-- begin Entries provided --

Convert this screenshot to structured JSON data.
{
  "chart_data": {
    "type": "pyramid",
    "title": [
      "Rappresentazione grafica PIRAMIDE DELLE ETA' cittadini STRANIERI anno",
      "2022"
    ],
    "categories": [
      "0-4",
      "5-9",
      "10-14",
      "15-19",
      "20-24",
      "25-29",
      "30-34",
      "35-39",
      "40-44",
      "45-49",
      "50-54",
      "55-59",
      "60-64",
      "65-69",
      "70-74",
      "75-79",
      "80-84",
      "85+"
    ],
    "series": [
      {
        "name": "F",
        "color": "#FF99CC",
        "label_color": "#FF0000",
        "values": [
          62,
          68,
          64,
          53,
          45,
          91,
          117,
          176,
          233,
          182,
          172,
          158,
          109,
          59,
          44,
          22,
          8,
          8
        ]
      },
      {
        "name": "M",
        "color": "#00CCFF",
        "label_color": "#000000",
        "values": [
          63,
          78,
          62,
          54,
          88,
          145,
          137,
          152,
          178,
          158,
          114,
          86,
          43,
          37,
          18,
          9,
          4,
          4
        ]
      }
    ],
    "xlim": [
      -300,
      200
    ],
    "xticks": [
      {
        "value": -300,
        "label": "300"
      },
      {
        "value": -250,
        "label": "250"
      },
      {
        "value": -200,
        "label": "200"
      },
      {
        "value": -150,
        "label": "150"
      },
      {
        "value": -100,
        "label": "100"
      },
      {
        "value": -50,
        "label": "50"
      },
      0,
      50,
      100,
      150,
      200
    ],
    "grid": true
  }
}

-- end Entries provided --

- Exercise objective -
Please repeat the listing exactly, with nothing left out.

- Output for this exercise -
Convert this screenshot to structured JSON data.
{
  "chart_data": {
    "type": "pyramid",
    "title": [
      "Rappresentazione grafica PIRAMIDE DELLE ETA' cittadini STRANIERI anno",
      "2022"
    ],
    "categories": [
      "0-4",
      "5-9",
      "10-14",
      "15-19",
      "20-24",
      "25-29",
      "30-34",
      "35-39",
      "40-44",
      "45-49",
      "50-54",
      "55-59",
      "60-64",
      "65-69",
      "70-74",
      "75-79",
      "80-84",
      "85+"
    ],
    "series": [
      {
        "name": "F",
        "color": "#FF99CC",
        "label_color": "#FF0000",
        "values": [
          62,
          68,
          64,
          53,
          45,
          91,
          117,
          176,
          233,
          182,
          172,
          158,
          109,
          59,
          44,
          22,
          8,
          8
        ]
      },
      {
        "name": "M",
        "color": "#00CCFF",
        "label_color": "#000000",
        "values": [
          63,
          78,
          62,
          54,
          88,
          145,
          137,
          152,
          178,
          158,
          114,
          86,
          43,
          37,
          18,
          9,
          4,
          4
        ]
      }
    ],
    "xlim": [
      -300,
      200
    ],
    "xticks": [
      {
        "value": -300,
        "label": "300"
      },
      {
        "value": -250,
        "label": "250"
      },
      {
        "value": -200,
        "label": "200"
      },
      {
        "value": -150,
        "label": "150"
      },
      {
        "value": -100,
        "label": "100"
      },
      {
        "value": -50,
        "label": "50"
      },
      0,
      50,
      100,
      150,
      200
    ],
    "grid": true
  }
}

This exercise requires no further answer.